◆ **Required task**:
Quote the listing below in full and exactly as written, but omit every picture.

◆ **Items**:
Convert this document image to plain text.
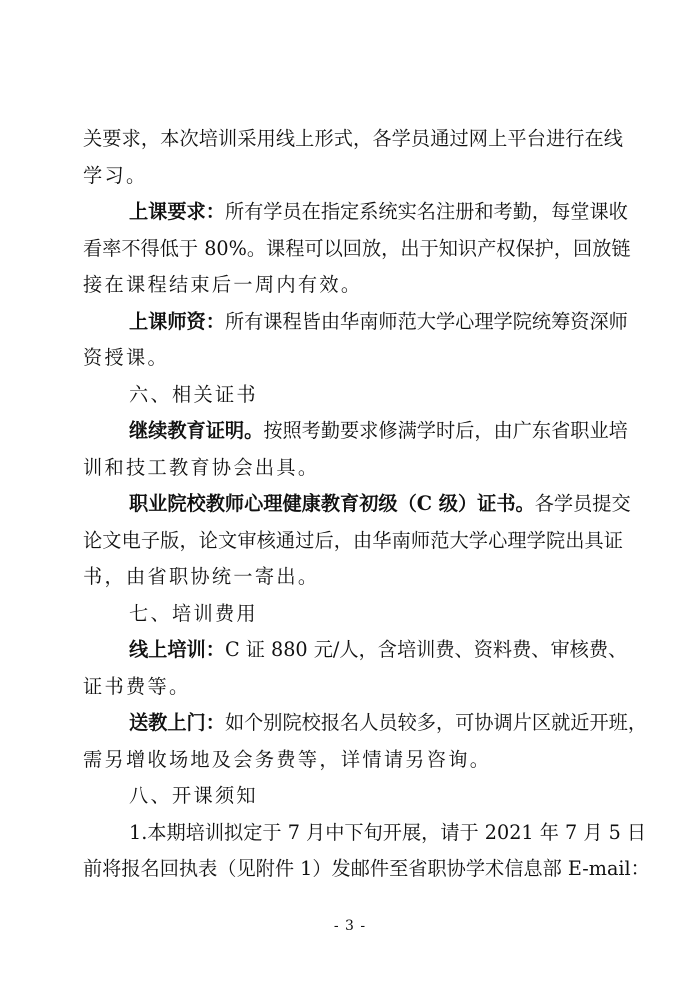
关要求，本次培训采用线上形式，各学员通过网上平台进行在线
学习。
上课要求：所有学员在指定系统实名注册和考勤，每堂课收
看率不得低于 80%。课程可以回放，出于知识产权保护，回放链
接在课程结束后一周内有效。
上课师资：所有课程皆由华南师范大学心理学院统筹资深师
资授课。
六、相关证书
继续教育证明。按照考勤要求修满学时后，由广东省职业培
训和技工教育协会出具。
职业院校教师心理健康教育初级（C 级）证书。各学员提交
论文电子版，论文审核通过后，由华南师范大学心理学院出具证
书，由省职协统一寄出。
七、培训费用
线上培训：C 证 880 元/人，含培训费、资料费、审核费、
证书费等。
送教上门：如个别院校报名人员较多，可协调片区就近开班，
需另增收场地及会务费等，详情请另咨询。
八、开课须知
1.本期培训拟定于 7 月中下旬开展，请于 2021 年 7 月 5 日
前将报名回执表（见附件 1）发邮件至省职协学术信息部 E-mail：
- 3 -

◆ **Reply to the exercise**:
Convert this document image to plain text.
关要求，本次培训采用线上形式，各学员通过网上平台进行在线
学习。
上课要求：所有学员在指定系统实名注册和考勤，每堂课收
看率不得低于 80%。课程可以回放，出于知识产权保护，回放链
接在课程结束后一周内有效。
上课师资：所有课程皆由华南师范大学心理学院统筹资深师
资授课。
六、相关证书
继续教育证明。按照考勤要求修满学时后，由广东省职业培
训和技工教育协会出具。
职业院校教师心理健康教育初级（C 级）证书。各学员提交
论文电子版，论文审核通过后，由华南师范大学心理学院出具证
书，由省职协统一寄出。
七、培训费用
线上培训：C 证 880 元/人，含培训费、资料费、审核费、
证书费等。
送教上门：如个别院校报名人员较多，可协调片区就近开班，
需另增收场地及会务费等，详情请另咨询。
八、开课须知
1.本期培训拟定于 7 月中下旬开展，请于 2021 年 7 月 5 日
前将报名回执表（见附件 1）发邮件至省职协学术信息部 E-mail：
- 3 -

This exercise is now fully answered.